THE PROBLEM:
List each line of the data that holds the string "activity", please.

Items from a dataset:

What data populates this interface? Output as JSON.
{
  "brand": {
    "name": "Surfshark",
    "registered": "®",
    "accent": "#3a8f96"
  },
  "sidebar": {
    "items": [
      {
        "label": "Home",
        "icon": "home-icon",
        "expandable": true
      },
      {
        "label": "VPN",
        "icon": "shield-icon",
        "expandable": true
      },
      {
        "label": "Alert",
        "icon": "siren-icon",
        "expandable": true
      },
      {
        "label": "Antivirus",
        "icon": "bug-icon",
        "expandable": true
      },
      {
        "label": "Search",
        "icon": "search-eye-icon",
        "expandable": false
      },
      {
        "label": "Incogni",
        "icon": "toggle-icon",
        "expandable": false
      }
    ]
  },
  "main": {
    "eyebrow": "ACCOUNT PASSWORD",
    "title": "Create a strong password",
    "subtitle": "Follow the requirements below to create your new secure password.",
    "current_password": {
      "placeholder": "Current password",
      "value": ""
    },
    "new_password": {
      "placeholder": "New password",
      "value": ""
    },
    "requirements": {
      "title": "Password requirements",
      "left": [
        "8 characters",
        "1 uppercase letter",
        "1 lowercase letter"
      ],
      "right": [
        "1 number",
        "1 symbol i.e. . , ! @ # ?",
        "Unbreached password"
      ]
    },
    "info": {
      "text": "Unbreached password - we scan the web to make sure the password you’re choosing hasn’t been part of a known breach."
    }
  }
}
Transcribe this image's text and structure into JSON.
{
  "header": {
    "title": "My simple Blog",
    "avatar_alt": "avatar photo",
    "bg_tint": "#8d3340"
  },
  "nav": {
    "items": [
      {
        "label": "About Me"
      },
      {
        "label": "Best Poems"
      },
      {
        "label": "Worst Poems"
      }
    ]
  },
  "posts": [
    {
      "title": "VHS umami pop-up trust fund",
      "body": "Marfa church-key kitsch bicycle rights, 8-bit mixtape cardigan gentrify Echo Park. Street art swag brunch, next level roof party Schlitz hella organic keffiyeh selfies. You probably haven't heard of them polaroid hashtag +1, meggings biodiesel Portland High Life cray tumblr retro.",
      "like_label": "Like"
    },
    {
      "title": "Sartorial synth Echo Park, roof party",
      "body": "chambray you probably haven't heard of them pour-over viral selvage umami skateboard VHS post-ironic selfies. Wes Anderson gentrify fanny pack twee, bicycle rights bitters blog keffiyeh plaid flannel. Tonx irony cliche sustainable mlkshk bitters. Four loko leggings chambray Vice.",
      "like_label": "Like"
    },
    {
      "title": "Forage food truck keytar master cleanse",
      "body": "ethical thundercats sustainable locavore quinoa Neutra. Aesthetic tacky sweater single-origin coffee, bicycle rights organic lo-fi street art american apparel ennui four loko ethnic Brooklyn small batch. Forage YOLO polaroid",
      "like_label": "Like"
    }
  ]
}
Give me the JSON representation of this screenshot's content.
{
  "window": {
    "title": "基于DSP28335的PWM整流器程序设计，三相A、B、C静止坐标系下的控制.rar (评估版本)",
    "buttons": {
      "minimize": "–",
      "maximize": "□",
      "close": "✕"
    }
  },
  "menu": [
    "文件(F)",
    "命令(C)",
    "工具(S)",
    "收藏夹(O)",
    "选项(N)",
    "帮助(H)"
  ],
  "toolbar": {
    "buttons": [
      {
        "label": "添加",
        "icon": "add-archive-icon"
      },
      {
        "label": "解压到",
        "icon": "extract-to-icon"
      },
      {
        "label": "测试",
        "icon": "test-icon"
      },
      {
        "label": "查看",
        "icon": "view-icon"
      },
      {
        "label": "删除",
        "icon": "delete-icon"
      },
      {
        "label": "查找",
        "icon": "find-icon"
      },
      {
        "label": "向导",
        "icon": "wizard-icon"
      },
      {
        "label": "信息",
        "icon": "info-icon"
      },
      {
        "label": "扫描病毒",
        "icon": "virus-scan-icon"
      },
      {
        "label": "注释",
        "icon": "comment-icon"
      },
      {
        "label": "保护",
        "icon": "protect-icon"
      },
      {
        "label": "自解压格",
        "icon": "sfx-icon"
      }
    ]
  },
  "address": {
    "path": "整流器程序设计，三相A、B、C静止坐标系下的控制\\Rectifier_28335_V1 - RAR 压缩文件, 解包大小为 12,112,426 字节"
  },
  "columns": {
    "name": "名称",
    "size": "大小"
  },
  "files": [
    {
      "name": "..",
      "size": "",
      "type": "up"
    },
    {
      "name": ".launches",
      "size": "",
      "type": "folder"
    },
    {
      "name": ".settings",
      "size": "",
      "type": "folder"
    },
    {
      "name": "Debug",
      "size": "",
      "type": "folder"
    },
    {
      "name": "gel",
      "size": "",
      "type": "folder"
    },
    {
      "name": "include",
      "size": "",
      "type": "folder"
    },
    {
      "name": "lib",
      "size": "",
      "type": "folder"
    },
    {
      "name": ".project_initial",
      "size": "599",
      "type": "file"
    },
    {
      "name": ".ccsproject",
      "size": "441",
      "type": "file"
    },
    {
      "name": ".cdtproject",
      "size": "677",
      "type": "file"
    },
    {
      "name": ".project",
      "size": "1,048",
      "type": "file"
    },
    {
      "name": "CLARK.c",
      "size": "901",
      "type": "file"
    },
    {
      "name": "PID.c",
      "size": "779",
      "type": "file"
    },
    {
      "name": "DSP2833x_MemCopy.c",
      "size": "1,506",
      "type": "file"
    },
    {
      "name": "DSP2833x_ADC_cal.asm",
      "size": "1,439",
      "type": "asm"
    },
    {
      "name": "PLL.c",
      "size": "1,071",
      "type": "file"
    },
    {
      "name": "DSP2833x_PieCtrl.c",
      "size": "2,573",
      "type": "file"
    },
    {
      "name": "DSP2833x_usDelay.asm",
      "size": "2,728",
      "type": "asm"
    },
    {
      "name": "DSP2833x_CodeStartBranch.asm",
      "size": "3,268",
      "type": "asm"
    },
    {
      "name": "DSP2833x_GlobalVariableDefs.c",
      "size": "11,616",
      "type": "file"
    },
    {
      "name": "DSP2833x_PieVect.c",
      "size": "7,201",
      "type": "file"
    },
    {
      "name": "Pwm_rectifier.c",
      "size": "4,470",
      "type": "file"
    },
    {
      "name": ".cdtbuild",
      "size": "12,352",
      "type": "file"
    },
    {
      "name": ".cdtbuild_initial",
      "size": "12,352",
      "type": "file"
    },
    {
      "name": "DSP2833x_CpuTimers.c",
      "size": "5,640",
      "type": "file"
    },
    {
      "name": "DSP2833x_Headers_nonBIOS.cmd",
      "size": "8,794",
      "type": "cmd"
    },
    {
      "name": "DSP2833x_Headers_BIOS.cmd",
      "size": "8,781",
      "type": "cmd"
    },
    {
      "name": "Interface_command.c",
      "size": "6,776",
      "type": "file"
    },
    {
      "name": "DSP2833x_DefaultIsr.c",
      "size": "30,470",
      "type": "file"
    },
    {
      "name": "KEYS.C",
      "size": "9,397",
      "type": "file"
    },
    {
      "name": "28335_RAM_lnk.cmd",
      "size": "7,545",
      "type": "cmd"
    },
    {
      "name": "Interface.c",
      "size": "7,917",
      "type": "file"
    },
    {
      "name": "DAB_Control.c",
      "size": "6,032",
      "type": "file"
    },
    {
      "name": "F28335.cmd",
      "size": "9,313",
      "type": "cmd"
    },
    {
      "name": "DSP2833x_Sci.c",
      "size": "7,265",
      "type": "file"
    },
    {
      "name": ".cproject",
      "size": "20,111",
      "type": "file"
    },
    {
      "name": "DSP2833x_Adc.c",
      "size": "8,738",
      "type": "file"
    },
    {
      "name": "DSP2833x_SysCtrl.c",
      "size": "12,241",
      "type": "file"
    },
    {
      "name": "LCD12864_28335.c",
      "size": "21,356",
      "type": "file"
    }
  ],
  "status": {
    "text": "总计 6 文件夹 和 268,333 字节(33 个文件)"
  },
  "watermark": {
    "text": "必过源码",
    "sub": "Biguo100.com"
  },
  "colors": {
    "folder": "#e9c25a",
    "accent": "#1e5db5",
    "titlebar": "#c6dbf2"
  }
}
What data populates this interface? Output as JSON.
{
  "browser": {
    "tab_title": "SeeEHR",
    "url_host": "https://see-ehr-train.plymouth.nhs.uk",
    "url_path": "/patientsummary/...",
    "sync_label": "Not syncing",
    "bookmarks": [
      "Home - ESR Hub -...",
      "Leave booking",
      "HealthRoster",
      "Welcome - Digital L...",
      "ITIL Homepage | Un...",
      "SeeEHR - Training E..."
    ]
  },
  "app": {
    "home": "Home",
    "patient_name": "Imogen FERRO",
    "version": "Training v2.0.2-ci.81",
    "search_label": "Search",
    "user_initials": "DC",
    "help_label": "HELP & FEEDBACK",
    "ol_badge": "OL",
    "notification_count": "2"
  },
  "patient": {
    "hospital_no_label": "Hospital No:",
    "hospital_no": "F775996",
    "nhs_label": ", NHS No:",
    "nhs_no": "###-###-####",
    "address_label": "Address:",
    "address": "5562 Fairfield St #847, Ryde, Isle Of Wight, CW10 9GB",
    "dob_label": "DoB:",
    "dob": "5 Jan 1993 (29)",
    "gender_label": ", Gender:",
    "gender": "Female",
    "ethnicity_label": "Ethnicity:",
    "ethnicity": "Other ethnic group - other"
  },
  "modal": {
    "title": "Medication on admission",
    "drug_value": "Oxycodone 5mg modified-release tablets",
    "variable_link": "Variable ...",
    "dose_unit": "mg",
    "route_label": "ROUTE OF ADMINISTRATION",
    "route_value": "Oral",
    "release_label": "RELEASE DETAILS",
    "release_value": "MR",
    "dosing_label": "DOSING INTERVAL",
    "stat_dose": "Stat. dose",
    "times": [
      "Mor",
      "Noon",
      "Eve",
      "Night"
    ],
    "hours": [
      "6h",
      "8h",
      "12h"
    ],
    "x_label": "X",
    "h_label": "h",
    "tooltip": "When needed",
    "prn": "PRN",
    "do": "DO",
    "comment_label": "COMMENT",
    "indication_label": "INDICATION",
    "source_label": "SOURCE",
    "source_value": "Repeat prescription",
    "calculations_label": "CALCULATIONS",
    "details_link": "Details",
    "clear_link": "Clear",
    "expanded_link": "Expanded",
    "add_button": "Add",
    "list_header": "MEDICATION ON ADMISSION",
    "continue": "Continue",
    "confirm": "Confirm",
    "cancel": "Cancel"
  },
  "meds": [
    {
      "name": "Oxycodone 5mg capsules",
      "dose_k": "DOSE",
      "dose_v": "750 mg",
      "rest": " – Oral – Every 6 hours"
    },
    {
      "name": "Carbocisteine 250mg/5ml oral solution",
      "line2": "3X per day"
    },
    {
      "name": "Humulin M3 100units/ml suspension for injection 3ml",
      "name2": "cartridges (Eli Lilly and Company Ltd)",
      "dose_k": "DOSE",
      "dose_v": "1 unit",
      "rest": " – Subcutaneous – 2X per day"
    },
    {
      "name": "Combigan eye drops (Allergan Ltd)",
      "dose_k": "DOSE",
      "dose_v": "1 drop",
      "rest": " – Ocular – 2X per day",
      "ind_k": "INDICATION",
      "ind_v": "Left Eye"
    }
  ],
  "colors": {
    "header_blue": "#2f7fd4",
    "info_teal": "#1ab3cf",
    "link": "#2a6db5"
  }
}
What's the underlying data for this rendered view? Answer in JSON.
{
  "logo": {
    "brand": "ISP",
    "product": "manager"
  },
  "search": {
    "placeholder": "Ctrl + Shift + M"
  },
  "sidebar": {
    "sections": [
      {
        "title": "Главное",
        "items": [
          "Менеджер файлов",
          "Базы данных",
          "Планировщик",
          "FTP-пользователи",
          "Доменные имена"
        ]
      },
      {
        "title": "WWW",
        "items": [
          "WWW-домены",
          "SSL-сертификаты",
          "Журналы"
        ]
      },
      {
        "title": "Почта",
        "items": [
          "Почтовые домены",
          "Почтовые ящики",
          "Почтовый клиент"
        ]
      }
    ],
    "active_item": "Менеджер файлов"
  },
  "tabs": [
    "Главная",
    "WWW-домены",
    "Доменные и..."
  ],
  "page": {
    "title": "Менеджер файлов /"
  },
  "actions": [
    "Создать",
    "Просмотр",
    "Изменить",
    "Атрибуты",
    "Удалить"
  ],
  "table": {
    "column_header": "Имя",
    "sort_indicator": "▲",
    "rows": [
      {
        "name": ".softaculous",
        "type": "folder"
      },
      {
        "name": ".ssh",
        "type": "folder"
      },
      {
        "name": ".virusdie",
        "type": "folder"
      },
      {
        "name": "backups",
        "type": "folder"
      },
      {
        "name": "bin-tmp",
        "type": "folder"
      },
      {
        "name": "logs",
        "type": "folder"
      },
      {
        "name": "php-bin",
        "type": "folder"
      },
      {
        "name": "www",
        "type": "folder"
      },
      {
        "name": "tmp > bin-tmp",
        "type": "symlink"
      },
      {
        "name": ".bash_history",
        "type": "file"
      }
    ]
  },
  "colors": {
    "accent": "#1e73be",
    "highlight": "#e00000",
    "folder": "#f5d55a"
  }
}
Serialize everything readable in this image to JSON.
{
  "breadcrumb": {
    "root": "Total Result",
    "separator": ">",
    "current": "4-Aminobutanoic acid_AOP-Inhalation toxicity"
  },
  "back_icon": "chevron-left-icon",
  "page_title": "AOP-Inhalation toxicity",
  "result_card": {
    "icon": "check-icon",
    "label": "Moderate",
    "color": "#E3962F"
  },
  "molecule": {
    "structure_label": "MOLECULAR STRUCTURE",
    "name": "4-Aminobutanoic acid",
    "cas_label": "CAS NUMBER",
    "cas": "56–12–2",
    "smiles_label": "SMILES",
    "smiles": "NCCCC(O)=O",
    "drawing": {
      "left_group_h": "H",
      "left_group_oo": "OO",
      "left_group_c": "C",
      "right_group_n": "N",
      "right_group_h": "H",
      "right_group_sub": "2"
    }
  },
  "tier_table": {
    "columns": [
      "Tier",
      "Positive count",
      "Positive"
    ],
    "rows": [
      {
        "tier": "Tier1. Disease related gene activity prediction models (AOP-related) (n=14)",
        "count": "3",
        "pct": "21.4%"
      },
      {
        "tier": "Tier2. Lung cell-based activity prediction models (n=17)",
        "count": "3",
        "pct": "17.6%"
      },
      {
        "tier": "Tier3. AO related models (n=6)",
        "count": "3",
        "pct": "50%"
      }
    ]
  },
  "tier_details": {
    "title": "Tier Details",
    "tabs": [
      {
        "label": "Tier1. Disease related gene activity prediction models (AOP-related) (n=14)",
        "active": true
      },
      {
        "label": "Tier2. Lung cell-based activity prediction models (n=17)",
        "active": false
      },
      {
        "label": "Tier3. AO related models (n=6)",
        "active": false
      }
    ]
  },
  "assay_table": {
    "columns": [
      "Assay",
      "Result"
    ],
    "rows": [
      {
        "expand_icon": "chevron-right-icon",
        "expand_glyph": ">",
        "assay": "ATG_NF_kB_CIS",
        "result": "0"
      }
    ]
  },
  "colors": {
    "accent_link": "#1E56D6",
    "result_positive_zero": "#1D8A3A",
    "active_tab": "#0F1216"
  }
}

FINAL ANSWER:
        "tier": "Tier1. Disease related gene activity prediction models (AOP-related) (n=14)",
        "tier": "Tier2. Lung cell-based activity prediction models (n=17)",
        "label": "Tier1. Disease related gene activity prediction models (AOP-related) (n=14)",
        "label": "Tier2. Lung cell-based activity prediction models (n=17)",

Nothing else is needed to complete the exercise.